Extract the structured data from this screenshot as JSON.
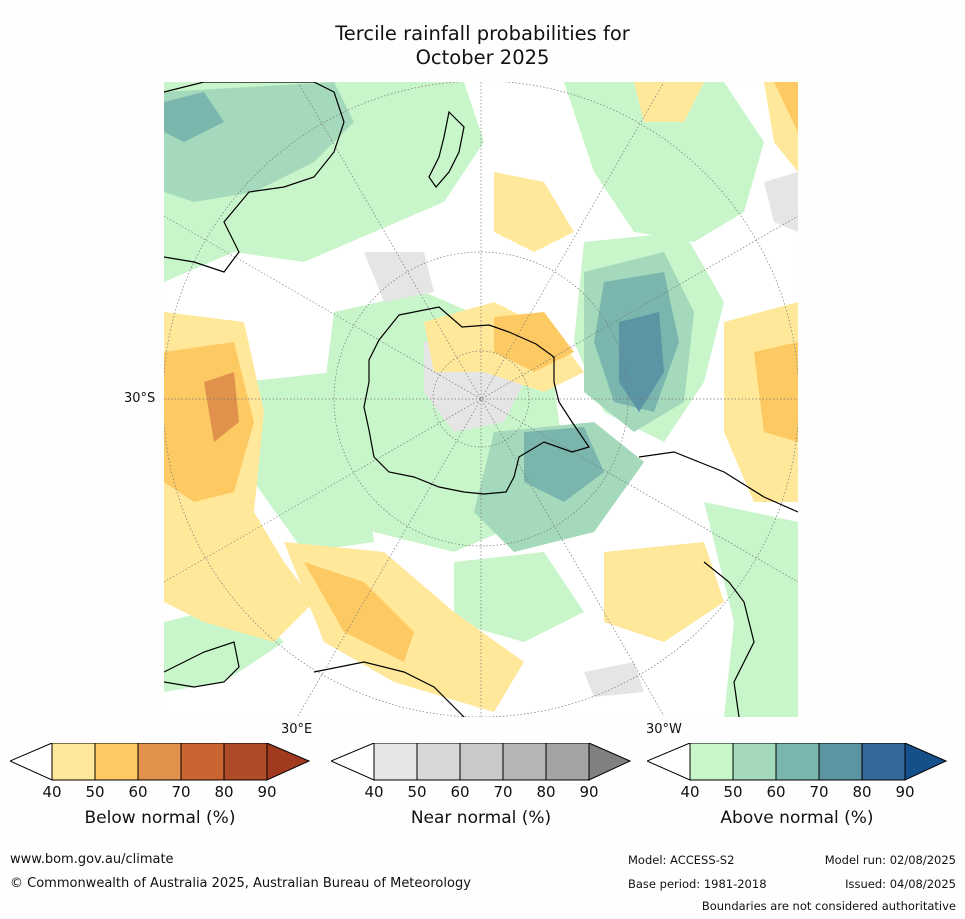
{
  "title": {
    "line1": "Tercile rainfall probabilities for",
    "line2": "October 2025"
  },
  "map": {
    "projection": "south-polar-stereographic",
    "graticule_labels": {
      "lat_left": "30°S",
      "lon_bottom_left": "30°E",
      "lon_bottom_right": "30°W"
    },
    "colors": {
      "land_outline": "#000000",
      "graticule": "#777777"
    }
  },
  "legend": {
    "below": {
      "title": "Below normal (%)",
      "ticks": [
        "40",
        "50",
        "60",
        "70",
        "80",
        "90"
      ],
      "colors": [
        "#ffffff",
        "#ffe89a",
        "#fdc962",
        "#e0914b",
        "#ca6431",
        "#b04b27",
        "#a23a1f"
      ]
    },
    "near": {
      "title": "Near normal (%)",
      "ticks": [
        "40",
        "50",
        "60",
        "70",
        "80",
        "90"
      ],
      "colors": [
        "#ffffff",
        "#e5e5e5",
        "#d8d8d8",
        "#c9c9c9",
        "#b5b5b5",
        "#a3a3a3",
        "#808080"
      ]
    },
    "above": {
      "title": "Above normal (%)",
      "ticks": [
        "40",
        "50",
        "60",
        "70",
        "80",
        "90"
      ],
      "colors": [
        "#ffffff",
        "#c8f5ca",
        "#a4d9bc",
        "#7ab6ae",
        "#5b94a2",
        "#346898",
        "#16508b"
      ]
    }
  },
  "footer": {
    "url": "www.bom.gov.au/climate",
    "copyright": "© Commonwealth of Australia 2025, Australian Bureau of Meteorology",
    "model": "Model: ACCESS-S2",
    "base_period": "Base period: 1981-2018",
    "model_run": "Model run: 02/08/2025",
    "issued": "Issued: 04/08/2025",
    "disclaimer": "Boundaries are not considered authoritative"
  }
}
■ ■ ■ ■ ■
#### REQUIRED TASK:
Pictures are excluded; copy all other data exactly as shown.

#### CORRECT OUTPUT:
Extract the structured data from this screenshot as JSON.
{
  "title": {
    "line1": "Tercile rainfall probabilities for",
    "line2": "October 2025"
  },
  "map": {
    "projection": "south-polar-stereographic",
    "graticule_labels": {
      "lat_left": "30°S",
      "lon_bottom_left": "30°E",
      "lon_bottom_right": "30°W"
    },
    "colors": {
      "land_outline": "#000000",
      "graticule": "#777777"
    }
  },
  "legend": {
    "below": {
      "title": "Below normal (%)",
      "ticks": [
        "40",
        "50",
        "60",
        "70",
        "80",
        "90"
      ],
      "colors": [
        "#ffffff",
        "#ffe89a",
        "#fdc962",
        "#e0914b",
        "#ca6431",
        "#b04b27",
        "#a23a1f"
      ]
    },
    "near": {
      "title": "Near normal (%)",
      "ticks": [
        "40",
        "50",
        "60",
        "70",
        "80",
        "90"
      ],
      "colors": [
        "#ffffff",
        "#e5e5e5",
        "#d8d8d8",
        "#c9c9c9",
        "#b5b5b5",
        "#a3a3a3",
        "#808080"
      ]
    },
    "above": {
      "title": "Above normal (%)",
      "ticks": [
        "40",
        "50",
        "60",
        "70",
        "80",
        "90"
      ],
      "colors": [
        "#ffffff",
        "#c8f5ca",
        "#a4d9bc",
        "#7ab6ae",
        "#5b94a2",
        "#346898",
        "#16508b"
      ]
    }
  },
  "footer": {
    "url": "www.bom.gov.au/climate",
    "copyright": "© Commonwealth of Australia 2025, Australian Bureau of Meteorology",
    "model": "Model: ACCESS-S2",
    "base_period": "Base period: 1981-2018",
    "model_run": "Model run: 02/08/2025",
    "issued": "Issued: 04/08/2025",
    "disclaimer": "Boundaries are not considered authoritative"
  }
}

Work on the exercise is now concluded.